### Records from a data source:
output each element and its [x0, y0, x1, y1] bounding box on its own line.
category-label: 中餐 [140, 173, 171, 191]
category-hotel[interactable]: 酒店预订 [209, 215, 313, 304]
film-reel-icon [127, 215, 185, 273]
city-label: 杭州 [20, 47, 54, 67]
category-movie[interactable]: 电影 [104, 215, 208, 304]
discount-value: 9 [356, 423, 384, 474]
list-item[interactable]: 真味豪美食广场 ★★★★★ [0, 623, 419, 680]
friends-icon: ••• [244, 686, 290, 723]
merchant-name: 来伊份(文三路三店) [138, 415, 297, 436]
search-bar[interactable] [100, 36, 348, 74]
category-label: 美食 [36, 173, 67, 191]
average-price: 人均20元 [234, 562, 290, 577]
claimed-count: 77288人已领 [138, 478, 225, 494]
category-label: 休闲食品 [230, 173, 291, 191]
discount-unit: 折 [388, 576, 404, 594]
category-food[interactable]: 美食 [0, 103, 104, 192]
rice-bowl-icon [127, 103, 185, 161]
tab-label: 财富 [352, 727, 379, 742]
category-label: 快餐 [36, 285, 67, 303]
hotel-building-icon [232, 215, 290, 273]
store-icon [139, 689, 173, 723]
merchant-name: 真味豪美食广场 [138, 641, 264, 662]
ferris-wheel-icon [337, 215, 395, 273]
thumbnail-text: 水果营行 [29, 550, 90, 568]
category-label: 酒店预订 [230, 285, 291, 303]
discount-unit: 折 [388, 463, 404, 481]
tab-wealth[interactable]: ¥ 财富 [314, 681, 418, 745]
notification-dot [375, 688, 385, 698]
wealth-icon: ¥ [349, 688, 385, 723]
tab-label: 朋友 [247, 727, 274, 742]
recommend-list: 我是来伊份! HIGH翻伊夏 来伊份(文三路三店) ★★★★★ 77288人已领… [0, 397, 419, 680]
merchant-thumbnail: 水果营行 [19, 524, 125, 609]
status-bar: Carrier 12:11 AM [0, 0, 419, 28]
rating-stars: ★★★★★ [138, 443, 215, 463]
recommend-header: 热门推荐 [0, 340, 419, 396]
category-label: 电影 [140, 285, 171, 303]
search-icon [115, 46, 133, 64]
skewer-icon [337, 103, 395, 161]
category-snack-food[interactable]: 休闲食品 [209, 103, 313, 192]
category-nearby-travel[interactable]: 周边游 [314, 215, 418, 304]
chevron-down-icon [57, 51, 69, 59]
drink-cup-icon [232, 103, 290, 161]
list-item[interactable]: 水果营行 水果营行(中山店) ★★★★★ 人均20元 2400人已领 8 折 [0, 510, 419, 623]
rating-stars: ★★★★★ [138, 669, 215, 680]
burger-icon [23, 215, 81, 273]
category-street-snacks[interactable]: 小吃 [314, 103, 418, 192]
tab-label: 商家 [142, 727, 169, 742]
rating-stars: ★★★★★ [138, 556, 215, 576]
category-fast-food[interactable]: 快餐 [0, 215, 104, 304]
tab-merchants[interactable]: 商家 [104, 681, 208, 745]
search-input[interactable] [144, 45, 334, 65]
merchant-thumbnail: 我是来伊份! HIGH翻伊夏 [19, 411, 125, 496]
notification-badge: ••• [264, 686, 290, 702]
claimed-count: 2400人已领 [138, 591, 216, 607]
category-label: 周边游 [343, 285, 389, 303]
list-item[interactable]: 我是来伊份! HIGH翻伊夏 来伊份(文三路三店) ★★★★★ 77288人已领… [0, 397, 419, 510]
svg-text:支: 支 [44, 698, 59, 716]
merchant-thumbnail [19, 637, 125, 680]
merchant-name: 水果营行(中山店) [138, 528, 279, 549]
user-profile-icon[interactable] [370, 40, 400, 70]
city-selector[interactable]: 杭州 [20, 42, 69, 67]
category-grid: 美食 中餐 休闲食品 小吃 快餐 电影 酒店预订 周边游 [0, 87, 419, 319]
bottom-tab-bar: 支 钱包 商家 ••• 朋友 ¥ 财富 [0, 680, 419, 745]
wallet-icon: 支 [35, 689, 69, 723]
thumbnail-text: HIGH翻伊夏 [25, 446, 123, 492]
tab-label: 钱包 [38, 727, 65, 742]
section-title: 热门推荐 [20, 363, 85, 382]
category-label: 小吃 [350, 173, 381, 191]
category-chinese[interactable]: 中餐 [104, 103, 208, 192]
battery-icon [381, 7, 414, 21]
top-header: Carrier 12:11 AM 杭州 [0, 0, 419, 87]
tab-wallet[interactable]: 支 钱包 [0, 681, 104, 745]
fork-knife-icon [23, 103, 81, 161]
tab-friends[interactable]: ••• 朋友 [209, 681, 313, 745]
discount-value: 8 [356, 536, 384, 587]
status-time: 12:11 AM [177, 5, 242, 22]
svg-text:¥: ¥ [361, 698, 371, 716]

### SHORT EXERCISE:
Report every row that contains the string "真味豪美食广场", copying each one in full.

### REPLY:
list-item[interactable]: 真味豪美食广场 ★★★★★ [0, 623, 419, 680]
merchant-name: 真味豪美食广场 [138, 641, 264, 662]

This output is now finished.